== REQUEST ==
What follows is a set of entries. Give them again exactly, without the pictures.

== DATASET EXTRACT ==
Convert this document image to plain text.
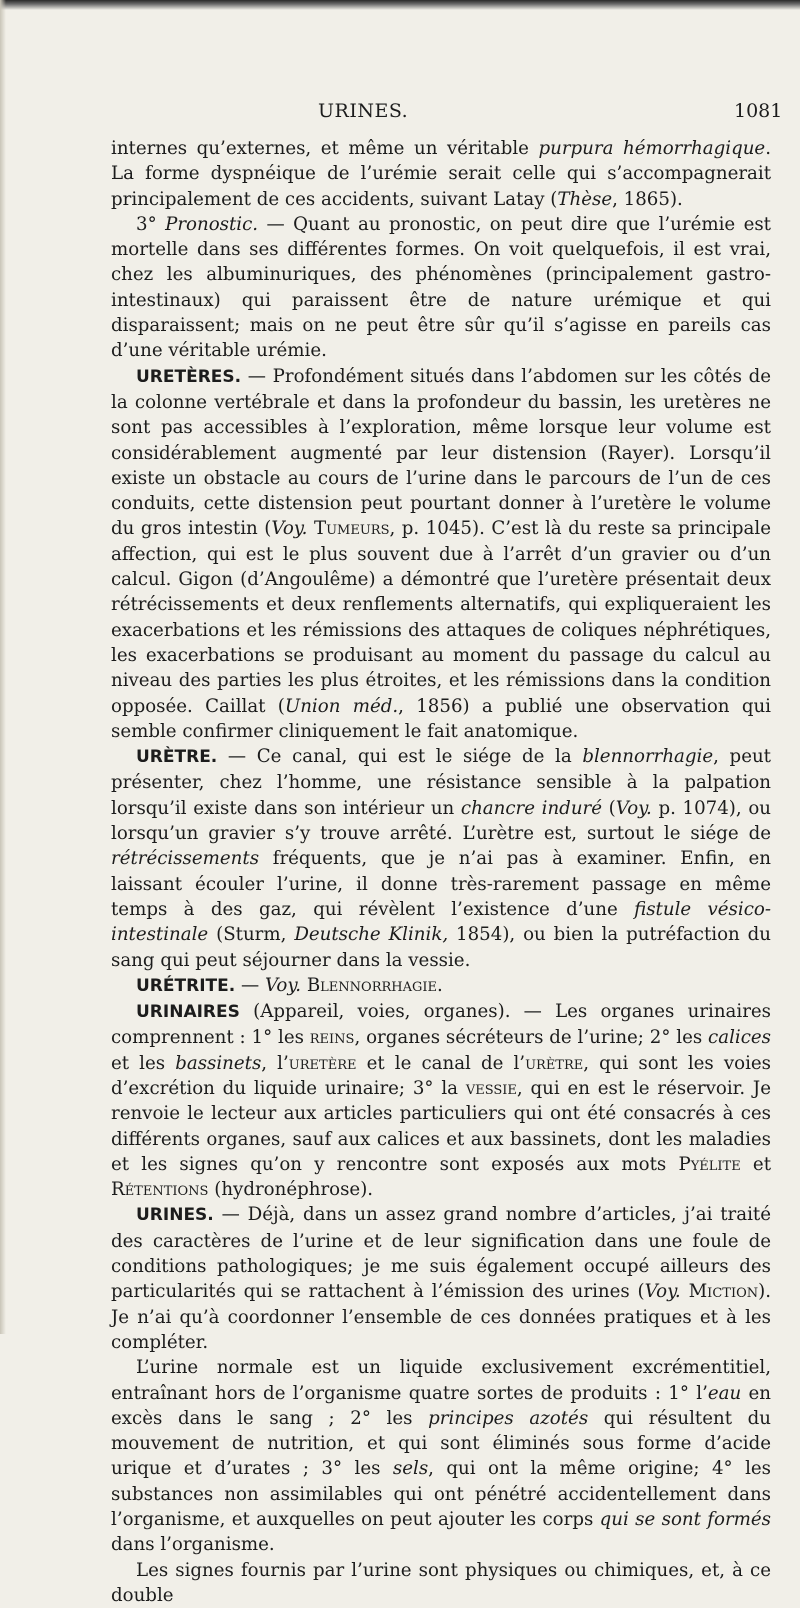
URINES.	1081

internes qu’externes, et même un véritable purpura hémorrhagique. La forme dyspnéique de l’urémie serait celle qui s’accompagnerait principalement de ces accidents, suivant Latay (Thèse, 1865).

3° Pronostic. — Quant au pronostic, on peut dire que l’urémie est mortelle dans ses différentes formes. On voit quelquefois, il est vrai, chez les albuminuriques, des phénomènes (principalement gastro-intestinaux) qui paraissent être de nature urémique et qui disparaissent; mais on ne peut être sûr qu’il s’agisse en pareils cas d’une véritable urémie.

URETÈRES. — Profondément situés dans l’abdomen sur les côtés de la colonne vertébrale et dans la profondeur du bassin, les uretères ne sont pas accessibles à l’exploration, même lorsque leur volume est considérablement augmenté par leur distension (Rayer). Lorsqu’il existe un obstacle au cours de l’urine dans le parcours de l’un de ces conduits, cette distension peut pourtant donner à l’uretère le volume du gros intestin (Voy. Tumeurs, p. 1045). C’est là du reste sa principale affection, qui est le plus souvent due à l’arrêt d’un gravier ou d’un calcul. Gigon (d’Angoulême) a démontré que l’uretère présentait deux rétrécissements et deux renflements alternatifs, qui expliqueraient les exacerbations et les rémissions des attaques de coliques néphrétiques, les exacerbations se produisant au moment du passage du calcul au niveau des parties les plus étroites, et les rémissions dans la condition opposée. Caillat (Union méd., 1856) a publié une observation qui semble confirmer cliniquement le fait anatomique.

URÈTRE. — Ce canal, qui est le siége de la blennorrhagie, peut présenter, chez l’homme, une résistance sensible à la palpation lorsqu’il existe dans son intérieur un chancre induré (Voy. p. 1074), ou lorsqu’un gravier s’y trouve arrêté. L’urètre est, surtout le siége de rétrécissements fréquents, que je n’ai pas à examiner. Enfin, en laissant écouler l’urine, il donne très-rarement passage en même temps à des gaz, qui révèlent l’existence d’une fistule vésico-intestinale (Sturm, Deutsche Klinik, 1854), ou bien la putréfaction du sang qui peut séjourner dans la vessie.

URÉTRITE. — Voy. Blennorrhagie.

URINAIRES (Appareil, voies, organes). — Les organes urinaires comprennent : 1° les reins, organes sécréteurs de l’urine; 2° les calices et les bassinets, l’uretère et le canal de l’urètre, qui sont les voies d’excrétion du liquide urinaire; 3° la vessie, qui en est le réservoir. Je renvoie le lecteur aux articles particuliers qui ont été consacrés à ces différents organes, sauf aux calices et aux bassinets, dont les maladies et les signes qu’on y rencontre sont exposés aux mots Pyélite et Rétentions (hydronéphrose).

URINES. — Déjà, dans un assez grand nombre d’articles, j’ai traité des caractères de l’urine et de leur signification dans une foule de conditions pathologiques; je me suis également occupé ailleurs des particularités qui se rattachent à l’émission des urines (Voy. Miction). Je n’ai qu’à coordonner l’ensemble de ces données pratiques et à les compléter.

L’urine normale est un liquide exclusivement excrémentitiel, entraînant hors de l’organisme quatre sortes de produits : 1° l’eau en excès dans le sang ; 2° les principes azotés qui résultent du mouvement de nutrition, et qui sont éliminés sous forme d’acide urique et d’urates ; 3° les sels, qui ont la même origine; 4° les substances non assimilables qui ont pénétré accidentellement dans l’organisme, et auxquelles on peut ajouter les corps qui se sont formés dans l’organisme.

Les signes fournis par l’urine sont physiques ou chimiques, et, à ce double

== FINAL RESULT ==
Convert this document image to plain text.
URINES.	1081

internes qu’externes, et même un véritable purpura hémorrhagique. La forme dyspnéique de l’urémie serait celle qui s’accompagnerait principalement de ces accidents, suivant Latay (Thèse, 1865).

3° Pronostic. — Quant au pronostic, on peut dire que l’urémie est mortelle dans ses différentes formes. On voit quelquefois, il est vrai, chez les albuminuriques, des phénomènes (principalement gastro-intestinaux) qui paraissent être de nature urémique et qui disparaissent; mais on ne peut être sûr qu’il s’agisse en pareils cas d’une véritable urémie.

URETÈRES. — Profondément situés dans l’abdomen sur les côtés de la colonne vertébrale et dans la profondeur du bassin, les uretères ne sont pas accessibles à l’exploration, même lorsque leur volume est considérablement augmenté par leur distension (Rayer). Lorsqu’il existe un obstacle au cours de l’urine dans le parcours de l’un de ces conduits, cette distension peut pourtant donner à l’uretère le volume du gros intestin (Voy. Tumeurs, p. 1045). C’est là du reste sa principale affection, qui est le plus souvent due à l’arrêt d’un gravier ou d’un calcul. Gigon (d’Angoulême) a démontré que l’uretère présentait deux rétrécissements et deux renflements alternatifs, qui expliqueraient les exacerbations et les rémissions des attaques de coliques néphrétiques, les exacerbations se produisant au moment du passage du calcul au niveau des parties les plus étroites, et les rémissions dans la condition opposée. Caillat (Union méd., 1856) a publié une observation qui semble confirmer cliniquement le fait anatomique.

URÈTRE. — Ce canal, qui est le siége de la blennorrhagie, peut présenter, chez l’homme, une résistance sensible à la palpation lorsqu’il existe dans son intérieur un chancre induré (Voy. p. 1074), ou lorsqu’un gravier s’y trouve arrêté. L’urètre est, surtout le siége de rétrécissements fréquents, que je n’ai pas à examiner. Enfin, en laissant écouler l’urine, il donne très-rarement passage en même temps à des gaz, qui révèlent l’existence d’une fistule vésico-intestinale (Sturm, Deutsche Klinik, 1854), ou bien la putréfaction du sang qui peut séjourner dans la vessie.

URÉTRITE. — Voy. Blennorrhagie.

URINAIRES (Appareil, voies, organes). — Les organes urinaires comprennent : 1° les reins, organes sécréteurs de l’urine; 2° les calices et les bassinets, l’uretère et le canal de l’urètre, qui sont les voies d’excrétion du liquide urinaire; 3° la vessie, qui en est le réservoir. Je renvoie le lecteur aux articles particuliers qui ont été consacrés à ces différents organes, sauf aux calices et aux bassinets, dont les maladies et les signes qu’on y rencontre sont exposés aux mots Pyélite et Rétentions (hydronéphrose).

URINES. — Déjà, dans un assez grand nombre d’articles, j’ai traité des caractères de l’urine et de leur signification dans une foule de conditions pathologiques; je me suis également occupé ailleurs des particularités qui se rattachent à l’émission des urines (Voy. Miction). Je n’ai qu’à coordonner l’ensemble de ces données pratiques et à les compléter.

L’urine normale est un liquide exclusivement excrémentitiel, entraînant hors de l’organisme quatre sortes de produits : 1° l’eau en excès dans le sang ; 2° les principes azotés qui résultent du mouvement de nutrition, et qui sont éliminés sous forme d’acide urique et d’urates ; 3° les sels, qui ont la même origine; 4° les substances non assimilables qui ont pénétré accidentellement dans l’organisme, et auxquelles on peut ajouter les corps qui se sont formés dans l’organisme.

Les signes fournis par l’urine sont physiques ou chimiques, et, à ce double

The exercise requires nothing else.